- Stated task -
Report only the number of lines holding "Вклады".

:: Material provided ::

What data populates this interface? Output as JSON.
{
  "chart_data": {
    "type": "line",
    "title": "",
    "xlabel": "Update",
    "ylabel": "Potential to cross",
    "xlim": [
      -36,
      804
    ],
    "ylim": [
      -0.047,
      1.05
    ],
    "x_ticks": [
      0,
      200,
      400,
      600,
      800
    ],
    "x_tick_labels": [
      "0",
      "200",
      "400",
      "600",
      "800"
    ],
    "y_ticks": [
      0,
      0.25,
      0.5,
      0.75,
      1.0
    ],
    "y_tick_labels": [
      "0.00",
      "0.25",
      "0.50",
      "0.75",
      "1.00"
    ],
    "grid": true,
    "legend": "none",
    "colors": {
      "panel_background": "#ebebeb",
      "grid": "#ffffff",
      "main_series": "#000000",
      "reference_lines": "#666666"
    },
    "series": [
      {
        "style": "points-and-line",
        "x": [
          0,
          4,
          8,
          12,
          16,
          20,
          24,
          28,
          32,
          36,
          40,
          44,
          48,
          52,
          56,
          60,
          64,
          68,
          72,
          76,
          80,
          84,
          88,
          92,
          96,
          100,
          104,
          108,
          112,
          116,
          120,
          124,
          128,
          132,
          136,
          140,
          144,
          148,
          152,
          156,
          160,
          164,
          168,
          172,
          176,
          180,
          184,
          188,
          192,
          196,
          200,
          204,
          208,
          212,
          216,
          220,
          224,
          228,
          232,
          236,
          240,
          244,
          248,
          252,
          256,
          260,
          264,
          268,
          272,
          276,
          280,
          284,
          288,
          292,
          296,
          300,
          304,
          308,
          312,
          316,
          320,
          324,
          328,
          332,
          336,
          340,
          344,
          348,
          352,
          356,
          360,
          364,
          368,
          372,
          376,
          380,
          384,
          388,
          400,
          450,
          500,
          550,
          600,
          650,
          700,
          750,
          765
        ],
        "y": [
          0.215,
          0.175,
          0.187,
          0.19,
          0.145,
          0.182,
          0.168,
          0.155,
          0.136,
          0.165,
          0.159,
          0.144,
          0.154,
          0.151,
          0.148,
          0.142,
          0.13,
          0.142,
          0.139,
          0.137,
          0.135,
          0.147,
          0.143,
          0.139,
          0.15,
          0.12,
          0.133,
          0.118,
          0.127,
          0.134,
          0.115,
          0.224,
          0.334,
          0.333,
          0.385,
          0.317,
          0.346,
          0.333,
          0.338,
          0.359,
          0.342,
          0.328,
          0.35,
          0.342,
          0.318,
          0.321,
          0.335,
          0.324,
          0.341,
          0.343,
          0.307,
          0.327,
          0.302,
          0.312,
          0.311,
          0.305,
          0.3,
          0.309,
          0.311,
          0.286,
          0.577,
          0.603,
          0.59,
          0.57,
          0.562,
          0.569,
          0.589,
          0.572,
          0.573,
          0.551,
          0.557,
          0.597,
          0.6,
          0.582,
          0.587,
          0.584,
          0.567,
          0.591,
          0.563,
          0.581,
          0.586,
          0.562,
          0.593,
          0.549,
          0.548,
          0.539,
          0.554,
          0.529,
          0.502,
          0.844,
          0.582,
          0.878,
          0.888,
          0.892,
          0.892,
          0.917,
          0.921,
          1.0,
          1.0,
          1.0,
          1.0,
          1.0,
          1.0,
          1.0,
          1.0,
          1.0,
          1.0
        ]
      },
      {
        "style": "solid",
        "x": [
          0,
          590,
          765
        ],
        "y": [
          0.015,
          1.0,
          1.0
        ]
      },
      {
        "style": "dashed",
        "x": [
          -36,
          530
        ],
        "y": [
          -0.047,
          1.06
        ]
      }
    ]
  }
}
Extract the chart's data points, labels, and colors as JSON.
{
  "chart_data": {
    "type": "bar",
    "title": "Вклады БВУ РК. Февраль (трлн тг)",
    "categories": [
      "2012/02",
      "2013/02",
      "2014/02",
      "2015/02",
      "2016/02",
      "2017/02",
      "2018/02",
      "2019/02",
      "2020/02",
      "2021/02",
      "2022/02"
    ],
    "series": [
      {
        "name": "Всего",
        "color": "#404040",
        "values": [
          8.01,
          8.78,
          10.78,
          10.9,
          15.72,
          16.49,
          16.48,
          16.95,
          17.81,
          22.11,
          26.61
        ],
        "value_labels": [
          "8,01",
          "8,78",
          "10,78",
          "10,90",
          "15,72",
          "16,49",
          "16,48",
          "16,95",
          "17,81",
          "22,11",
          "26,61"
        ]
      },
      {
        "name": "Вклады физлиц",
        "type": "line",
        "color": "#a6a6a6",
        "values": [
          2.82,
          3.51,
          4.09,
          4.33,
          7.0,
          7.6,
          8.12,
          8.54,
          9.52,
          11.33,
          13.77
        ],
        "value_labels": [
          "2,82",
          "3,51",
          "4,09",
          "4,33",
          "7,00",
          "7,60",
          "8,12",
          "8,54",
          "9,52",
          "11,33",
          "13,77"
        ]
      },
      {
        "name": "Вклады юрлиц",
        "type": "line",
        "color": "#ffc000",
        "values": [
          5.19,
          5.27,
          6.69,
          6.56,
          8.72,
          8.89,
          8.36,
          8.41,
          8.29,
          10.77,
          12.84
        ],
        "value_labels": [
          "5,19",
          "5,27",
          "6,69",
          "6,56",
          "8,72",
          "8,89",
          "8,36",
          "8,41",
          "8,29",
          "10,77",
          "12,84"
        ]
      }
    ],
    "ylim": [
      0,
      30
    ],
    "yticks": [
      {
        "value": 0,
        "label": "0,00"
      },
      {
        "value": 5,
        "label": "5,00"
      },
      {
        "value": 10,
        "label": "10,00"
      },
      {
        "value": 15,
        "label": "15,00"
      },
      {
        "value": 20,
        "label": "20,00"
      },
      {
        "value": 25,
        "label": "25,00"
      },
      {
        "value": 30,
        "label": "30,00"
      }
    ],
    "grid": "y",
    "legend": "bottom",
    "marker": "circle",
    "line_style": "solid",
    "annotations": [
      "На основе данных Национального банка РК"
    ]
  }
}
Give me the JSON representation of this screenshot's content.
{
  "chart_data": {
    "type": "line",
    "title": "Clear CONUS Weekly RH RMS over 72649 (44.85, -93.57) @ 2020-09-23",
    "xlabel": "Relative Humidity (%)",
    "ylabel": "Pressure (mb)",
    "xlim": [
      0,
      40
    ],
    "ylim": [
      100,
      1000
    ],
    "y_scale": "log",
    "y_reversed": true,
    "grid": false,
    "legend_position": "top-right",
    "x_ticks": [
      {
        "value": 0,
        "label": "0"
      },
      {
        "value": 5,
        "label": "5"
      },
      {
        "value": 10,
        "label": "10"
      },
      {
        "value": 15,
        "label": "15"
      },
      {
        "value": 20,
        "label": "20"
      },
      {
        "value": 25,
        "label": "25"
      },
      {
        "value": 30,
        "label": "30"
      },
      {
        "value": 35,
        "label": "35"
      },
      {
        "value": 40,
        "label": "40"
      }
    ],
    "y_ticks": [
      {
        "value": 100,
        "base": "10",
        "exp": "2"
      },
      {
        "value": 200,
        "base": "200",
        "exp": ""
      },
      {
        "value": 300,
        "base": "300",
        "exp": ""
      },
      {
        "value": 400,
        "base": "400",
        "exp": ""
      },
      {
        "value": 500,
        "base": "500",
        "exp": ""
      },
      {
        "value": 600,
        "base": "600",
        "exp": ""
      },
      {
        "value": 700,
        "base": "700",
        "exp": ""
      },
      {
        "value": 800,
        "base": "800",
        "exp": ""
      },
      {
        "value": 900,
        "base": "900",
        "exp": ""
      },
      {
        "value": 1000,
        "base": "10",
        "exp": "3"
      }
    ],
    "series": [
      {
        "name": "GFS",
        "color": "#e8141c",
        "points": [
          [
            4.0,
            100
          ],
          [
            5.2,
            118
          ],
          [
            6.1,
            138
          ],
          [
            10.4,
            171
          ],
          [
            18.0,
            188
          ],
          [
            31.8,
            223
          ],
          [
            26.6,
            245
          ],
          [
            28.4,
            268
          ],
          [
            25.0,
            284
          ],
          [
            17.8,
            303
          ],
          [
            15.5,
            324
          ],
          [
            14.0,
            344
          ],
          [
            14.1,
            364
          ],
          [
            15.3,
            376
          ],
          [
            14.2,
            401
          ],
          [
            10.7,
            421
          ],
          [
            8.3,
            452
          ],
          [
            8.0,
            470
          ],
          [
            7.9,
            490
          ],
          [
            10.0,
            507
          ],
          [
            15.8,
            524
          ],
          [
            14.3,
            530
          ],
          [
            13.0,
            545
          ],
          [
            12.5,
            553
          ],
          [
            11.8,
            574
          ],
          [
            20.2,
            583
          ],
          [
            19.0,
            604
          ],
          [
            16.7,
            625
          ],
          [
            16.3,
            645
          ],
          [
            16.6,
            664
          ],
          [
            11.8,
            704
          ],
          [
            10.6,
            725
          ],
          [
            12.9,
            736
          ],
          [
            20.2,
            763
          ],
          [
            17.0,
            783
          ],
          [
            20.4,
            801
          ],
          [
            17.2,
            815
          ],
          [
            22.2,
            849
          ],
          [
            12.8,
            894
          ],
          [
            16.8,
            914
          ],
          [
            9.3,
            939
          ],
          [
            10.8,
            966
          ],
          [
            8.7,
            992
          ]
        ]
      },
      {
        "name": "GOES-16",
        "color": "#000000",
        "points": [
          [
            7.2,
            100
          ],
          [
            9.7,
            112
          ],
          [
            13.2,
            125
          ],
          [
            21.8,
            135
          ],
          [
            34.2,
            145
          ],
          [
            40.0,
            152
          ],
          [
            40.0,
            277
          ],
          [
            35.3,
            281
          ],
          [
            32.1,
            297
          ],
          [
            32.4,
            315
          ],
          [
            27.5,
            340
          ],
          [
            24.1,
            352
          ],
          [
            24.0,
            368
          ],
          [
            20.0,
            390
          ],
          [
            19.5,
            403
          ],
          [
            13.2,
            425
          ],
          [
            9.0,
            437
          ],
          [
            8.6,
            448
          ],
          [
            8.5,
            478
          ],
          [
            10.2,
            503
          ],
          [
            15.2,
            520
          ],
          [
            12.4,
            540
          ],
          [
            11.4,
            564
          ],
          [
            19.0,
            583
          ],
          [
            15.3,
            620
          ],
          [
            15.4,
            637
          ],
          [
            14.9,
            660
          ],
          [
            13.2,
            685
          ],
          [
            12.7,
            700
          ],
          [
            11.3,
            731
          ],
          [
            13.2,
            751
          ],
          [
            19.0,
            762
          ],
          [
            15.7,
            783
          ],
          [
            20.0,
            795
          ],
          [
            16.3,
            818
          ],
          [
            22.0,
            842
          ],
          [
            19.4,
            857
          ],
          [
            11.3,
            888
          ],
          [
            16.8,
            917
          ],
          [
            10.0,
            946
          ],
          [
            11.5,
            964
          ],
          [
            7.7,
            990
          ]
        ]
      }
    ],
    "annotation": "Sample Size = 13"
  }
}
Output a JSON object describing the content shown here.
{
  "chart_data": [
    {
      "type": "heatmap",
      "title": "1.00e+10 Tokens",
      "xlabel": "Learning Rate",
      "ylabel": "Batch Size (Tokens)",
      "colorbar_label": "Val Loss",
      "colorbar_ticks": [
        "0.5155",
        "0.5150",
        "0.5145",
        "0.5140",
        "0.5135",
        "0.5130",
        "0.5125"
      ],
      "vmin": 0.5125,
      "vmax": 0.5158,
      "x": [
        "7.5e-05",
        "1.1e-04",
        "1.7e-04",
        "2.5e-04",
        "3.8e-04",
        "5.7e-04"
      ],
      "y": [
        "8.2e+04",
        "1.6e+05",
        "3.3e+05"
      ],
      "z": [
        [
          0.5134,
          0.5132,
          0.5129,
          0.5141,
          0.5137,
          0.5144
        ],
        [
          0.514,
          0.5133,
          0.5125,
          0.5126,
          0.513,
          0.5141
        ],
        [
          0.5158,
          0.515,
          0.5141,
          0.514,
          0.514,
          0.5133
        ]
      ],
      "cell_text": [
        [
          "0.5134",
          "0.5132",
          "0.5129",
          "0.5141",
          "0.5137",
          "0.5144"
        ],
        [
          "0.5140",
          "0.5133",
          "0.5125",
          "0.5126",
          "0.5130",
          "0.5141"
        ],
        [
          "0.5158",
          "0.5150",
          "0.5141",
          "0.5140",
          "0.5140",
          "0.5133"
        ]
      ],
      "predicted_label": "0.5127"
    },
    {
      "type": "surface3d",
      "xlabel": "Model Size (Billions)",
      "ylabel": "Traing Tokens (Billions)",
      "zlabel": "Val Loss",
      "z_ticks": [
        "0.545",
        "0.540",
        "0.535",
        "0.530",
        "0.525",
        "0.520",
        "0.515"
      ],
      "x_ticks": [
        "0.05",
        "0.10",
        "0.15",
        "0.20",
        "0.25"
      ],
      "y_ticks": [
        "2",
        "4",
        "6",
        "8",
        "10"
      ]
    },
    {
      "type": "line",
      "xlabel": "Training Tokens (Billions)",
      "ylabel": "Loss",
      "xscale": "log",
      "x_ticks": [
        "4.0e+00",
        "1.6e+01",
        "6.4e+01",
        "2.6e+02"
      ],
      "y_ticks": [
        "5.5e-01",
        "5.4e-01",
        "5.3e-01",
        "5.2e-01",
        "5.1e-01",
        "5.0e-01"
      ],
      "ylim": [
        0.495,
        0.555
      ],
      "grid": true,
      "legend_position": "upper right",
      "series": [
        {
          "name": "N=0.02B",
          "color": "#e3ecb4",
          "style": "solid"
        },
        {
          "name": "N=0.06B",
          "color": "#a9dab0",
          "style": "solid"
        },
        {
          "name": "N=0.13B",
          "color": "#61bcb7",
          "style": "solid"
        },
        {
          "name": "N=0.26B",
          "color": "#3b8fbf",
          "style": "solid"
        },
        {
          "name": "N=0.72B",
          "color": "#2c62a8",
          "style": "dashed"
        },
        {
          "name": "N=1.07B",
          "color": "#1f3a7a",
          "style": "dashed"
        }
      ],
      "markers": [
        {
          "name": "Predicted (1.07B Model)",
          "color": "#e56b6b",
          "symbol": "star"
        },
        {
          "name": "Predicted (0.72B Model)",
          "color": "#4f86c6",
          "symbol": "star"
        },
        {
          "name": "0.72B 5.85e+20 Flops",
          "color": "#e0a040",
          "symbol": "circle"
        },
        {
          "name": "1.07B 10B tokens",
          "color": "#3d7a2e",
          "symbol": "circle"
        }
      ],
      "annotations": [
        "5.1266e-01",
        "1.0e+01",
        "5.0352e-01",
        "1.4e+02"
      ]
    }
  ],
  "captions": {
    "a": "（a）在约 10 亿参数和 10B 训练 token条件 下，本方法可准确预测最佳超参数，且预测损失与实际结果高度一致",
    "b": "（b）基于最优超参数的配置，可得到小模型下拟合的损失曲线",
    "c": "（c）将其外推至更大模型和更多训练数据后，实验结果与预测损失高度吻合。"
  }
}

:::

- Answer in full -
3